▸ **TASK REQUIREMENTS**: Extract the complete data exactly as given.

▸ **THE DATA**:
— START —

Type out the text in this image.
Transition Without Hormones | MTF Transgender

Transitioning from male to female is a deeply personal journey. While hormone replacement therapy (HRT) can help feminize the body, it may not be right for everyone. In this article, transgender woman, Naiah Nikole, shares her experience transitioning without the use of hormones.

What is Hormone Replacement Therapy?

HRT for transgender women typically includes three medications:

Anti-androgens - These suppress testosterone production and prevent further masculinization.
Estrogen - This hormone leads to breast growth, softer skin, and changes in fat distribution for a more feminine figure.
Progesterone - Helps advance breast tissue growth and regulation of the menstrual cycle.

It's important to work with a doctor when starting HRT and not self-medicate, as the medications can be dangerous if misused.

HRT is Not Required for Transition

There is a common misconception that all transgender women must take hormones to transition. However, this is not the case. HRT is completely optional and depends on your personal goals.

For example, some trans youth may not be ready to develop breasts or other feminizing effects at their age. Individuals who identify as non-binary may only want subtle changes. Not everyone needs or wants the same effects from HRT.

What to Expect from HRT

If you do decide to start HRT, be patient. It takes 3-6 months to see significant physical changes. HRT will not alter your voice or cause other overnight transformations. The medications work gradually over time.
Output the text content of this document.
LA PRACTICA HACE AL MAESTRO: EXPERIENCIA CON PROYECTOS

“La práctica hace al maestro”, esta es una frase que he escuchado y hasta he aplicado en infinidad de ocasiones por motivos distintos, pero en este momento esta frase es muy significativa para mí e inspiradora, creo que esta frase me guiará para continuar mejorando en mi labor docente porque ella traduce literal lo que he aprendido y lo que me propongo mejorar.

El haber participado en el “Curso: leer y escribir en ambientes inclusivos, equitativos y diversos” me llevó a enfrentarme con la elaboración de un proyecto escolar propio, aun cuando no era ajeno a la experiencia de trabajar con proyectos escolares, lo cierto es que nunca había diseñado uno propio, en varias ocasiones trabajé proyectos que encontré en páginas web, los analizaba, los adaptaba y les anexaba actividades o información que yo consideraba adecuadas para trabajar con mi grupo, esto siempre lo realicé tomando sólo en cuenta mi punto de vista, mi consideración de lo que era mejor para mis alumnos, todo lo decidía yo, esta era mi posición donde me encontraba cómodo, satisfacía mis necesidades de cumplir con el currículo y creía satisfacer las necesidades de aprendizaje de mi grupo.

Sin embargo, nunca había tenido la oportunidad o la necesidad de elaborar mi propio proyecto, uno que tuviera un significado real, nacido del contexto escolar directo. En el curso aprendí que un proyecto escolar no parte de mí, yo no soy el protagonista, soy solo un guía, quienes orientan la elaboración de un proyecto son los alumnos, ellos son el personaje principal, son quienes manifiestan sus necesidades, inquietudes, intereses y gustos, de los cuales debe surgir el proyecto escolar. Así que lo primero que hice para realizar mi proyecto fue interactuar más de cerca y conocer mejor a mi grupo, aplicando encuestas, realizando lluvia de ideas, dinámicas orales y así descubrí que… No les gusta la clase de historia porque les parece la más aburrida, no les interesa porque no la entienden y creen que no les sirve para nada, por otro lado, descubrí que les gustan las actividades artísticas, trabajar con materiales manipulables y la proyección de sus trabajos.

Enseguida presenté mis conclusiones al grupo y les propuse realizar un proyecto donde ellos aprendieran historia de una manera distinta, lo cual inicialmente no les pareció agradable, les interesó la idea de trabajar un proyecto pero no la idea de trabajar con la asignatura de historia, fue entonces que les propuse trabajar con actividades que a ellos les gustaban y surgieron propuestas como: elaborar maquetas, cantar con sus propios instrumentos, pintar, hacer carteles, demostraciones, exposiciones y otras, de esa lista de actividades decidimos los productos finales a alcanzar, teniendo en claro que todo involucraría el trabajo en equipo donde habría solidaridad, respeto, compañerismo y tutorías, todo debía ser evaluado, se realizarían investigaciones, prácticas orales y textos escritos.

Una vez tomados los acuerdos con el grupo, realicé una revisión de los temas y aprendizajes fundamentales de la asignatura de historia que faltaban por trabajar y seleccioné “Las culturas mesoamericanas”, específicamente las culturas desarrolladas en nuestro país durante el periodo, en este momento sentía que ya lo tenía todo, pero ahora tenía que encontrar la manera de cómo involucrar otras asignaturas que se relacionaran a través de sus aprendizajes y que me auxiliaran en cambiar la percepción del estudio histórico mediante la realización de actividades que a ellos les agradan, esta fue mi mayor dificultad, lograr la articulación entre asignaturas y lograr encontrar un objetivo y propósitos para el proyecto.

— END —

▸ **RESULT OF THE TASK**:
Type out the text in this image.
Transition Without Hormones | MTF Transgender

Transitioning from male to female is a deeply personal journey. While hormone replacement therapy (HRT) can help feminize the body, it may not be right for everyone. In this article, transgender woman, Naiah Nikole, shares her experience transitioning without the use of hormones.

What is Hormone Replacement Therapy?

HRT for transgender women typically includes three medications:

Anti-androgens - These suppress testosterone production and prevent further masculinization.
Estrogen - This hormone leads to breast growth, softer skin, and changes in fat distribution for a more feminine figure.
Progesterone - Helps advance breast tissue growth and regulation of the menstrual cycle.

It's important to work with a doctor when starting HRT and not self-medicate, as the medications can be dangerous if misused.

HRT is Not Required for Transition

There is a common misconception that all transgender women must take hormones to transition. However, this is not the case. HRT is completely optional and depends on your personal goals.

For example, some trans youth may not be ready to develop breasts or other feminizing effects at their age. Individuals who identify as non-binary may only want subtle changes. Not everyone needs or wants the same effects from HRT.

What to Expect from HRT

If you do decide to start HRT, be patient. It takes 3-6 months to see significant physical changes. HRT will not alter your voice or cause other overnight transformations. The medications work gradually over time.
Output the text content of this document.
LA PRACTICA HACE AL MAESTRO: EXPERIENCIA CON PROYECTOS

“La práctica hace al maestro”, esta es una frase que he escuchado y hasta he aplicado en infinidad de ocasiones por motivos distintos, pero en este momento esta frase es muy significativa para mí e inspiradora, creo que esta frase me guiará para continuar mejorando en mi labor docente porque ella traduce literal lo que he aprendido y lo que me propongo mejorar.

El haber participado en el “Curso: leer y escribir en ambientes inclusivos, equitativos y diversos” me llevó a enfrentarme con la elaboración de un proyecto escolar propio, aun cuando no era ajeno a la experiencia de trabajar con proyectos escolares, lo cierto es que nunca había diseñado uno propio, en varias ocasiones trabajé proyectos que encontré en páginas web, los analizaba, los adaptaba y les anexaba actividades o información que yo consideraba adecuadas para trabajar con mi grupo, esto siempre lo realicé tomando sólo en cuenta mi punto de vista, mi consideración de lo que era mejor para mis alumnos, todo lo decidía yo, esta era mi posición donde me encontraba cómodo, satisfacía mis necesidades de cumplir con el currículo y creía satisfacer las necesidades de aprendizaje de mi grupo.

Sin embargo, nunca había tenido la oportunidad o la necesidad de elaborar mi propio proyecto, uno que tuviera un significado real, nacido del contexto escolar directo. En el curso aprendí que un proyecto escolar no parte de mí, yo no soy el protagonista, soy solo un guía, quienes orientan la elaboración de un proyecto son los alumnos, ellos son el personaje principal, son quienes manifiestan sus necesidades, inquietudes, intereses y gustos, de los cuales debe surgir el proyecto escolar. Así que lo primero que hice para realizar mi proyecto fue interactuar más de cerca y conocer mejor a mi grupo, aplicando encuestas, realizando lluvia de ideas, dinámicas orales y así descubrí que… No les gusta la clase de historia porque les parece la más aburrida, no les interesa porque no la entienden y creen que no les sirve para nada, por otro lado, descubrí que les gustan las actividades artísticas, trabajar con materiales manipulables y la proyección de sus trabajos.

Enseguida presenté mis conclusiones al grupo y les propuse realizar un proyecto donde ellos aprendieran historia de una manera distinta, lo cual inicialmente no les pareció agradable, les interesó la idea de trabajar un proyecto pero no la idea de trabajar con la asignatura de historia, fue entonces que les propuse trabajar con actividades que a ellos les gustaban y surgieron propuestas como: elaborar maquetas, cantar con sus propios instrumentos, pintar, hacer carteles, demostraciones, exposiciones y otras, de esa lista de actividades decidimos los productos finales a alcanzar, teniendo en claro que todo involucraría el trabajo en equipo donde habría solidaridad, respeto, compañerismo y tutorías, todo debía ser evaluado, se realizarían investigaciones, prácticas orales y textos escritos.

Una vez tomados los acuerdos con el grupo, realicé una revisión de los temas y aprendizajes fundamentales de la asignatura de historia que faltaban por trabajar y seleccioné “Las culturas mesoamericanas”, específicamente las culturas desarrolladas en nuestro país durante el periodo, en este momento sentía que ya lo tenía todo, pero ahora tenía que encontrar la manera de cómo involucrar otras asignaturas que se relacionaran a través de sus aprendizajes y que me auxiliaran en cambiar la percepción del estudio histórico mediante la realización de actividades que a ellos les agradan, esta fue mi mayor dificultad, lograr la articulación entre asignaturas y lograr encontrar un objetivo y propósitos para el proyecto.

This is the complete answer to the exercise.